TASK PROMPT:
Report only the number of lines in this material that include the string "upper".

[SUPPLIED INFORMATION start]

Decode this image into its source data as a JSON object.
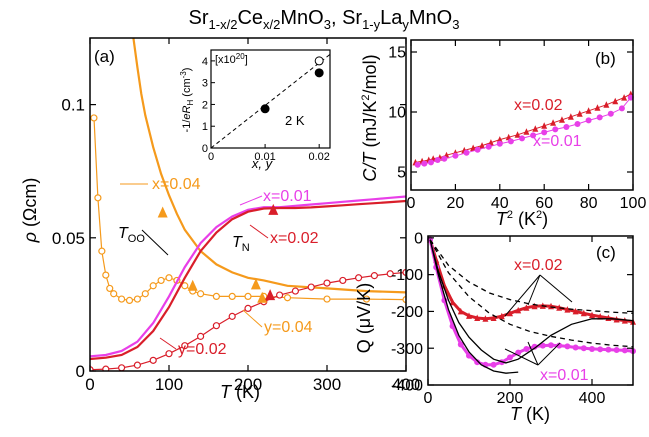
{
  "figure": {
    "title": "Sr1-x/2Cex/2MnO3, Sr1-yLayMnO3",
    "title_parts": {
      "a": "Sr",
      "a_sub": "1-x/2",
      "b": "Ce",
      "b_sub": "x/2",
      "c": "MnO",
      "c_sub": "3",
      "sep": ", ",
      "d": "Sr",
      "d_sub": "1-y",
      "e": "La",
      "e_sub": "y",
      "f": "MnO",
      "f_sub": "3"
    }
  },
  "chart_data": [
    {
      "panel": "a",
      "type": "line",
      "panel_label": "(a)",
      "xlabel": "T (K)",
      "ylabel": "ρ (Ωcm)",
      "xlim": [
        0,
        400
      ],
      "ylim": [
        0,
        0.125
      ],
      "xticks": [
        0,
        100,
        200,
        300,
        400
      ],
      "yticks": [
        0,
        0.05,
        0.1
      ],
      "ytick_labels": [
        "0",
        "0.05",
        "0.1"
      ],
      "series": [
        {
          "name": "x=0.04",
          "color": "#f59a1c",
          "style": "solid",
          "x": [
            55,
            60,
            65,
            70,
            80,
            90,
            100,
            110,
            120,
            140,
            160,
            180,
            200,
            220,
            250,
            300,
            350,
            400
          ],
          "y": [
            0.125,
            0.114,
            0.104,
            0.096,
            0.084,
            0.074,
            0.066,
            0.059,
            0.053,
            0.045,
            0.04,
            0.037,
            0.035,
            0.034,
            0.032,
            0.031,
            0.03,
            0.0295
          ]
        },
        {
          "name": "y=0.04",
          "color": "#f59a1c",
          "style": "open-circles",
          "x": [
            5,
            10,
            15,
            20,
            25,
            30,
            40,
            50,
            60,
            70,
            80,
            90,
            100,
            110,
            120,
            130,
            140,
            160,
            180,
            200,
            220,
            250,
            300,
            350,
            400
          ],
          "y": [
            0.095,
            0.065,
            0.045,
            0.036,
            0.031,
            0.029,
            0.027,
            0.0265,
            0.027,
            0.029,
            0.032,
            0.034,
            0.035,
            0.034,
            0.032,
            0.03,
            0.029,
            0.028,
            0.028,
            0.028,
            0.028,
            0.0275,
            0.027,
            0.027,
            0.0268
          ]
        },
        {
          "name": "x=0.01",
          "color": "#e83fe8",
          "style": "solid",
          "x": [
            0,
            20,
            40,
            60,
            80,
            100,
            120,
            140,
            160,
            180,
            200,
            220,
            240,
            260,
            280,
            300,
            320,
            340,
            360,
            380,
            400
          ],
          "y": [
            0.0055,
            0.006,
            0.0075,
            0.011,
            0.018,
            0.028,
            0.039,
            0.048,
            0.054,
            0.058,
            0.0605,
            0.0615,
            0.0615,
            0.062,
            0.0625,
            0.063,
            0.0635,
            0.064,
            0.0645,
            0.065,
            0.0655
          ]
        },
        {
          "name": "x=0.02",
          "color": "#d91e2a",
          "style": "solid",
          "x": [
            0,
            20,
            40,
            60,
            80,
            100,
            120,
            140,
            160,
            180,
            200,
            220,
            240,
            260,
            280,
            300,
            320,
            340,
            360,
            380,
            400
          ],
          "y": [
            0.0045,
            0.005,
            0.006,
            0.009,
            0.015,
            0.024,
            0.035,
            0.045,
            0.052,
            0.057,
            0.0598,
            0.061,
            0.0612,
            0.0612,
            0.0614,
            0.0618,
            0.0622,
            0.0626,
            0.063,
            0.0634,
            0.0638
          ]
        },
        {
          "name": "y=0.02",
          "color": "#d91e2a",
          "style": "open-circles",
          "x": [
            0,
            20,
            40,
            60,
            80,
            100,
            120,
            140,
            160,
            180,
            200,
            220,
            240,
            260,
            280,
            300,
            320,
            340,
            360,
            380,
            400
          ],
          "y": [
            0.0005,
            0.0007,
            0.0012,
            0.0022,
            0.004,
            0.0065,
            0.0095,
            0.013,
            0.017,
            0.0205,
            0.0235,
            0.026,
            0.0285,
            0.03,
            0.0315,
            0.033,
            0.034,
            0.035,
            0.0358,
            0.0365,
            0.037
          ]
        }
      ],
      "markers": [
        {
          "label": "T_OO",
          "x": 92,
          "y": 0.0595,
          "color": "#f59a1c"
        },
        {
          "x": 130,
          "y": 0.032,
          "color": "#f59a1c"
        },
        {
          "x": 210,
          "y": 0.0325,
          "color": "#f59a1c"
        },
        {
          "x": 218,
          "y": 0.0275,
          "color": "#f59a1c"
        },
        {
          "label": "T_N",
          "x": 232,
          "y": 0.0605,
          "color": "#d91e2a"
        },
        {
          "x": 228,
          "y": 0.0285,
          "color": "#d91e2a"
        }
      ],
      "annotations": {
        "x004": "x=0.04",
        "x001": "x=0.01",
        "x002": "x=0.02",
        "y002": "y=0.02",
        "y004": "y=0.04",
        "too": "T",
        "too_sub": "OO",
        "tn": "T",
        "tn_sub": "N"
      },
      "inset": {
        "xlabel": "x, y",
        "ylabel": "-1/eR_H (cm^-3)",
        "ylabel_parts": {
          "a": "-1/",
          "b": "e",
          "c": "R",
          "c_sub": "H",
          "d": " (cm",
          "d_sup": "-3",
          "e": ")"
        },
        "scale_label": "[x10^20]",
        "scale_parts": {
          "a": "[x10",
          "a_sup": "20",
          "b": "]"
        },
        "temp_label": "2 K",
        "xlim": [
          0,
          0.022
        ],
        "ylim": [
          0,
          4.5
        ],
        "xticks": [
          0,
          0.01,
          0.02
        ],
        "xtick_labels": [
          "0",
          "0.01",
          "0.02"
        ],
        "yticks": [
          0,
          1,
          2,
          3,
          4
        ],
        "points": [
          {
            "x": 0.01,
            "y": 1.8,
            "fill": "filled"
          },
          {
            "x": 0.02,
            "y": 3.45,
            "fill": "filled"
          },
          {
            "x": 0.02,
            "y": 4.0,
            "fill": "open"
          }
        ],
        "fit_line": {
          "x": [
            0,
            0.022
          ],
          "y": [
            0,
            4.3
          ]
        }
      }
    },
    {
      "panel": "b",
      "type": "scatter",
      "panel_label": "(b)",
      "xlabel": "T² (K²)",
      "xlabel_parts": {
        "a": "T",
        "a_sup": "2",
        "b": " (K",
        "b_sup": "2",
        "c": ")"
      },
      "ylabel": "C/T (mJ/K²/mol)",
      "ylabel_parts": {
        "a": "C/T",
        "b": " (mJ/K",
        "b_sup": "2",
        "c": "/mol)"
      },
      "xlim": [
        0,
        100
      ],
      "ylim": [
        3.5,
        16
      ],
      "xticks": [
        0,
        20,
        40,
        60,
        80,
        100
      ],
      "yticks": [
        5,
        10,
        15
      ],
      "series": [
        {
          "name": "x=0.02",
          "color": "#d91e2a",
          "marker": "triangle",
          "x": [
            2,
            5,
            8,
            10,
            13,
            16,
            20,
            24,
            28,
            32,
            36,
            40,
            44,
            48,
            52,
            56,
            60,
            64,
            68,
            72,
            76,
            80,
            84,
            88,
            92,
            96,
            99
          ],
          "y": [
            5.8,
            5.9,
            6.0,
            6.1,
            6.2,
            6.4,
            6.6,
            6.8,
            7.0,
            7.2,
            7.45,
            7.7,
            7.9,
            8.1,
            8.35,
            8.6,
            8.85,
            9.1,
            9.35,
            9.6,
            9.85,
            10.1,
            10.35,
            10.6,
            10.9,
            11.2,
            11.5
          ]
        },
        {
          "name": "x=0.01",
          "color": "#e83fe8",
          "marker": "circle",
          "x": [
            3,
            6,
            9,
            12,
            15,
            20,
            25,
            30,
            35,
            40,
            45,
            50,
            55,
            60,
            65,
            70,
            75,
            80,
            85,
            90,
            95,
            99
          ],
          "y": [
            5.6,
            5.7,
            5.8,
            6.0,
            6.1,
            6.35,
            6.6,
            6.85,
            7.1,
            7.35,
            7.55,
            7.8,
            8.05,
            8.3,
            8.55,
            8.75,
            9.0,
            9.3,
            9.55,
            9.85,
            10.3,
            11.2
          ]
        }
      ],
      "annotations": {
        "x002": "x=0.02",
        "x001": "x=0.01"
      }
    },
    {
      "panel": "c",
      "type": "line",
      "panel_label": "(c)",
      "xlabel": "T (K)",
      "ylabel": "Q (μV/K)",
      "xlim": [
        0,
        500
      ],
      "ylim": [
        -400,
        5
      ],
      "xticks": [
        0,
        200,
        400
      ],
      "yticks": [
        0,
        -100,
        -200,
        -300,
        -400
      ],
      "series": [
        {
          "name": "x=0.02",
          "color": "#d91e2a",
          "marker": "triangle",
          "x": [
            5,
            20,
            40,
            60,
            80,
            100,
            120,
            140,
            160,
            180,
            200,
            220,
            240,
            260,
            280,
            300,
            320,
            340,
            360,
            380,
            400,
            420,
            440,
            460,
            480,
            500
          ],
          "y": [
            -5,
            -60,
            -130,
            -175,
            -200,
            -212,
            -218,
            -220,
            -218,
            -213,
            -205,
            -197,
            -190,
            -186,
            -185,
            -186,
            -190,
            -195,
            -200,
            -205,
            -210,
            -214,
            -218,
            -222,
            -225,
            -228
          ]
        },
        {
          "name": "x=0.01",
          "color": "#e83fe8",
          "marker": "circle",
          "x": [
            5,
            20,
            40,
            60,
            80,
            100,
            120,
            140,
            160,
            180,
            200,
            220,
            240,
            260,
            280,
            300,
            320,
            340,
            360,
            380,
            400,
            420,
            440,
            460,
            480,
            500
          ],
          "y": [
            -5,
            -80,
            -170,
            -240,
            -290,
            -320,
            -338,
            -345,
            -345,
            -338,
            -325,
            -312,
            -302,
            -296,
            -293,
            -292,
            -293,
            -295,
            -298,
            -300,
            -302,
            -303,
            -304,
            -305,
            -306,
            -308
          ]
        },
        {
          "name": "fit-solid-upper",
          "color": "#000000",
          "style": "solid",
          "x": [
            5,
            25,
            50,
            75,
            100,
            130,
            160,
            190,
            220,
            260,
            300,
            350,
            400,
            450,
            500
          ],
          "y": [
            -5,
            -90,
            -170,
            -230,
            -270,
            -305,
            -330,
            -340,
            -330,
            -300,
            -265,
            -235,
            -220,
            -220,
            -225
          ]
        },
        {
          "name": "fit-solid-lower",
          "color": "#000000",
          "style": "solid",
          "x": [
            5,
            25,
            50,
            75,
            100,
            130,
            160,
            190,
            220
          ],
          "y": [
            -5,
            -100,
            -195,
            -265,
            -310,
            -345,
            -362,
            -368,
            -365
          ]
        },
        {
          "name": "fit-dashed-upper",
          "color": "#000000",
          "style": "dashed",
          "x": [
            5,
            50,
            100,
            150,
            200,
            250,
            300,
            350,
            400,
            450,
            500
          ],
          "y": [
            -5,
            -75,
            -120,
            -150,
            -168,
            -180,
            -188,
            -194,
            -198,
            -202,
            -205
          ]
        },
        {
          "name": "fit-dashed-lower",
          "color": "#000000",
          "style": "dashed",
          "x": [
            5,
            50,
            100,
            150,
            200,
            250,
            300,
            350,
            400,
            450,
            500
          ],
          "y": [
            -5,
            -95,
            -160,
            -205,
            -235,
            -255,
            -268,
            -278,
            -286,
            -292,
            -296
          ]
        }
      ],
      "annotations": {
        "x002": "x=0.02",
        "x001": "x=0.01"
      }
    }
  ]
}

[SUPPLIED INFORMATION end]

OUTPUT OF THE TASK:
2